__Excerpt provided__.
++++++
Thursday, June 8, 2023

1964

A black boy born into abject poverty in a violent New Orleans neighborhood ends up changing the face of an emerging style of music called jazz and performs around the world in front of Kings and Queens, Emperors, Presidents and millions of beloved fans. At the far end of his career, he sings a Broadway song that can came from a long twisted history, born from minstrel shows, vaudeville and Broadway and Hollywood musicals. 

 

 A group of working class high school dropouts in the port city of Liverpool, England— a town whose name means “a pool of muddy water”—listen obsessively to the music of black American blues musicians—including a musician named Muddy Waters! They form a band playing music deeply influenced by the blues tradition of the Deep South.

 

Three brothers, a cousin and a friend from Southern California start a garage band managed by their father and begin writing songs about surfing, cars and young love influenced by the R &B style and vocal harmonies of old black singing groups. They latter incorporate elements inspired by both jazz and classical music.

 

Four working class Italian American teenagers from Newark, New Jersey get together to form a Doo-Wop singing group, a style that evolved in black American communities during the 1940’s that was influenced by earlier vocal groups like the Ink Spots and The Mills Brothers. 

 

A group of black junior high school girls living in a Detroit housing project form a vocal group that catches the attention of a record producer named Berry Gordy. They eventually become part of group of black artists forging a new musical style known as Motown.
++++++
__Direction 1__.
In the 1964 passage, replace "Liverpool" with "Manchester" and write out the section that begins at the words "A group of working" and stops after "and classical music.".
The entries that follow have no connection to the 1964 passage.

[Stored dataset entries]
++++++
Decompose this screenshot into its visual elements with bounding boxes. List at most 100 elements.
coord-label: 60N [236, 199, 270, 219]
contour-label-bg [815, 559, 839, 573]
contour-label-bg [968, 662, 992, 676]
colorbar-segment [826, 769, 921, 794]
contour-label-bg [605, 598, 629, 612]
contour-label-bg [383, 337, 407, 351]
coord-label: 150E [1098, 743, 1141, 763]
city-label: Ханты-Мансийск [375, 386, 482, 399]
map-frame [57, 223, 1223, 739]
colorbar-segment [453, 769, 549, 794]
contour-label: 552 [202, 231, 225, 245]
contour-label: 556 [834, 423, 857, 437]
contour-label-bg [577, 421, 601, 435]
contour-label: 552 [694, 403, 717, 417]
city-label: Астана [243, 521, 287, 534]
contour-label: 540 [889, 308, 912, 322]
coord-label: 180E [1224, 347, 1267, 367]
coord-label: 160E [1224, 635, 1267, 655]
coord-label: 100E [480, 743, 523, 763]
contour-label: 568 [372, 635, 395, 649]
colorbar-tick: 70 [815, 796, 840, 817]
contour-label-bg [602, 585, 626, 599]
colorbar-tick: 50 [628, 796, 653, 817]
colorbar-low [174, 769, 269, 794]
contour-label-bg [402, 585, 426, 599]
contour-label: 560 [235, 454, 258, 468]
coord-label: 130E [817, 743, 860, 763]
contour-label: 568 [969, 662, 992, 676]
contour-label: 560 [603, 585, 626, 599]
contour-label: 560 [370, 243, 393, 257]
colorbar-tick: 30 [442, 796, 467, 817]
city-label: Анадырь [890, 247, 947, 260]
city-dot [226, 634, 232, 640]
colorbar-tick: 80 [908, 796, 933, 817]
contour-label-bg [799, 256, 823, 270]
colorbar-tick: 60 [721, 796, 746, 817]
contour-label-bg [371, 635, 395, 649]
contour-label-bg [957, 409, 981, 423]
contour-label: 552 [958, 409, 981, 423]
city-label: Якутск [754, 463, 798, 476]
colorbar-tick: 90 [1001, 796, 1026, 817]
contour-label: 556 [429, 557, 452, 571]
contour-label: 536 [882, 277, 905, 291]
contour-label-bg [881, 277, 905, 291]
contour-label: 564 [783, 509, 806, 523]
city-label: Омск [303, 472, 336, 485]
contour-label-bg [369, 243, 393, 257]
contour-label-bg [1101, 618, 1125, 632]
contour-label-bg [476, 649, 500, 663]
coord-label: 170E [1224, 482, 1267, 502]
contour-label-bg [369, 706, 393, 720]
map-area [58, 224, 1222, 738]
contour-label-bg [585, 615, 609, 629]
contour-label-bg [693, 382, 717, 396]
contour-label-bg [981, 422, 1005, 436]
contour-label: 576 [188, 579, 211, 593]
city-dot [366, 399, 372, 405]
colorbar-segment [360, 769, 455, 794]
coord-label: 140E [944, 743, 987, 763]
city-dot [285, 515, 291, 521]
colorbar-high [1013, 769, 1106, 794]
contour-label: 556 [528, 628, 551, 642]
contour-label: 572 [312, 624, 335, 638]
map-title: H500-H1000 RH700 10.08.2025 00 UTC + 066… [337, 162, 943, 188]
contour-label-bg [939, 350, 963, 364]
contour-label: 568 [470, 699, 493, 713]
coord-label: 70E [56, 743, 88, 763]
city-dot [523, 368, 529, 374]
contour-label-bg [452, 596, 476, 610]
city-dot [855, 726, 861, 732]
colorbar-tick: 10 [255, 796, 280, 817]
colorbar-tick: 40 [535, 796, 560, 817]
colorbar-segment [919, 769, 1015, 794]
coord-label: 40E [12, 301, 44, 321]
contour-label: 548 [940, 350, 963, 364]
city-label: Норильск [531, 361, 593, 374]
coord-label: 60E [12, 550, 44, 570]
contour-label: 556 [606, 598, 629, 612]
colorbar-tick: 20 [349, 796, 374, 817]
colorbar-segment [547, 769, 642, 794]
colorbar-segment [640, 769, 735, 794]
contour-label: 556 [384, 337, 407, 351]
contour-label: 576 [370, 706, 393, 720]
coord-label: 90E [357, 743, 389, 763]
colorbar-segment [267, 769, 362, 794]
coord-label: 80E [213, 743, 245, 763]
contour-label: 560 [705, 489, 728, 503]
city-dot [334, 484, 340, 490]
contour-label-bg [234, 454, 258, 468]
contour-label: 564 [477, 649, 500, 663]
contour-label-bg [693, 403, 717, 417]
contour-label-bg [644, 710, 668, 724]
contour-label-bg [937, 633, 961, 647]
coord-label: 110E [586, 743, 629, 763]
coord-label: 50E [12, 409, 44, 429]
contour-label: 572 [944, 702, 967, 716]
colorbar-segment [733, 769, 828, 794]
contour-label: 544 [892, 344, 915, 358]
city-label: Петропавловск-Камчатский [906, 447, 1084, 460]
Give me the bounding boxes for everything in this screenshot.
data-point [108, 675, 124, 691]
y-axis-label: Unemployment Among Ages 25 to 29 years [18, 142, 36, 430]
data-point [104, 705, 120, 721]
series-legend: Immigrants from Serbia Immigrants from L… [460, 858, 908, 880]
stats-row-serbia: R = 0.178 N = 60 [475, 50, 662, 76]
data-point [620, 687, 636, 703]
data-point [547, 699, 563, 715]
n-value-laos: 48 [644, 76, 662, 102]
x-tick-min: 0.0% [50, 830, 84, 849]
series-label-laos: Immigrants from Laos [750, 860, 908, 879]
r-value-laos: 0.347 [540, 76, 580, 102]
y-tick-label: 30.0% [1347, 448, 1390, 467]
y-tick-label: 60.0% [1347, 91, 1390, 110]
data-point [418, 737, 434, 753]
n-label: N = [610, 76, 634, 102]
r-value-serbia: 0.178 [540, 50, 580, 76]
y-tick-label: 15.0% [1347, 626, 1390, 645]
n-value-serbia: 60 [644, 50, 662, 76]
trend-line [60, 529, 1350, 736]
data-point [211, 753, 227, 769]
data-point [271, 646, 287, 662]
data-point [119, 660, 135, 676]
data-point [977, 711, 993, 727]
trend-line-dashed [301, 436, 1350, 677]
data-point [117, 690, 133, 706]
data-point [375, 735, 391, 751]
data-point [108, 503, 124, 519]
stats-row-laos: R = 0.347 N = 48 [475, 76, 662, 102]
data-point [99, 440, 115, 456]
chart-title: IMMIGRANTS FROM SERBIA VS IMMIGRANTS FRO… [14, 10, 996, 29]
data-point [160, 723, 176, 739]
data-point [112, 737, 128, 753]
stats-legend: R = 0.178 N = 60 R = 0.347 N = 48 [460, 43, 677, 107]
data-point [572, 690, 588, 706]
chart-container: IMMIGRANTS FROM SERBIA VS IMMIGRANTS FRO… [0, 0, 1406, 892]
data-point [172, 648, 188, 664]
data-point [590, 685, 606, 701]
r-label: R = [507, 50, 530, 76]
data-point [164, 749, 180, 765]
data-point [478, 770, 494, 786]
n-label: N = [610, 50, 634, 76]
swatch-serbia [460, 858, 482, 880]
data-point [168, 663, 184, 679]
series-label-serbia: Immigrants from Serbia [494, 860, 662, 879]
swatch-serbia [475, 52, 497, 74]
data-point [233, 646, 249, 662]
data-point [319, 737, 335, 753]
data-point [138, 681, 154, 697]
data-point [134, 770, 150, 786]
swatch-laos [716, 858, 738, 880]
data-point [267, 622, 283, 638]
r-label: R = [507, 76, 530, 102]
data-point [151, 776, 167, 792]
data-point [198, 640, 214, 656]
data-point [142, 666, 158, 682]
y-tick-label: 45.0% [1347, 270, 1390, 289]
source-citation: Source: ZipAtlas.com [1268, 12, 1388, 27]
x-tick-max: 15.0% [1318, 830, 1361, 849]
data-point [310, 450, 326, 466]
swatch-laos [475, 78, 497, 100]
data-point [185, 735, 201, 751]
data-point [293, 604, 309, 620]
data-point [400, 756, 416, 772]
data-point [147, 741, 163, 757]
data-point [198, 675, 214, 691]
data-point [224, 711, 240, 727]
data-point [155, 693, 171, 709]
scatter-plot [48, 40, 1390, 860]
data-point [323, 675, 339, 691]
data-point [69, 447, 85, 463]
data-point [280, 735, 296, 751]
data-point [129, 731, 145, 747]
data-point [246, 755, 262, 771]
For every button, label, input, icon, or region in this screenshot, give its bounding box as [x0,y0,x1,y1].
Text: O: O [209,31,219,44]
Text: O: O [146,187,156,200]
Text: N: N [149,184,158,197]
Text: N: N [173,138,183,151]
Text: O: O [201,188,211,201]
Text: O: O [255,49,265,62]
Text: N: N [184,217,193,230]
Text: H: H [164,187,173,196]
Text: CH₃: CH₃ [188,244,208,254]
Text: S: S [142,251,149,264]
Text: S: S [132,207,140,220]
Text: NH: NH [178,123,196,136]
++++++
__Direction 2__.
Turn the stored dataset entries, from their first line through the line that contains "contour-label: 556 [834, 423, 857, 437]", into a JSON list of strings with one string per line, leaving out blank lines.

__Correct result 1__.
A group of working class high school dropouts in the port city of Manchester, England— a town whose name means “a pool of muddy water”—listen obsessively to the music of black American blues musicians—including a musician named Muddy Waters! They form a band playing music deeply influenced by the blues tradition of the Deep South.

 

Three brothers, a cousin and a friend from Southern California start a garage band managed by their father and begin writing songs about surfing, cars and young love influenced by the R &B style and vocal harmonies of old black singing groups. They latter incorporate elements inspired by both jazz and classical music.

__Correct result 2__.
[
  "Decompose this screenshot into its visual elements with bounding boxes. List at most 100 elements.",
  "coord-label: 60N [236, 199, 270, 219]",
  "contour-label-bg [815, 559, 839, 573]",
  "contour-label-bg [968, 662, 992, 676]",
  "colorbar-segment [826, 769, 921, 794]",
  "contour-label-bg [605, 598, 629, 612]",
  "contour-label-bg [383, 337, 407, 351]",
  "coord-label: 150E [1098, 743, 1141, 763]",
  "city-label: Ханты-Мансийск [375, 386, 482, 399]",
  "map-frame [57, 223, 1223, 739]",
  "colorbar-segment [453, 769, 549, 794]",
  "contour-label: 552 [202, 231, 225, 245]",
  "contour-label: 556 [834, 423, 857, 437]"
]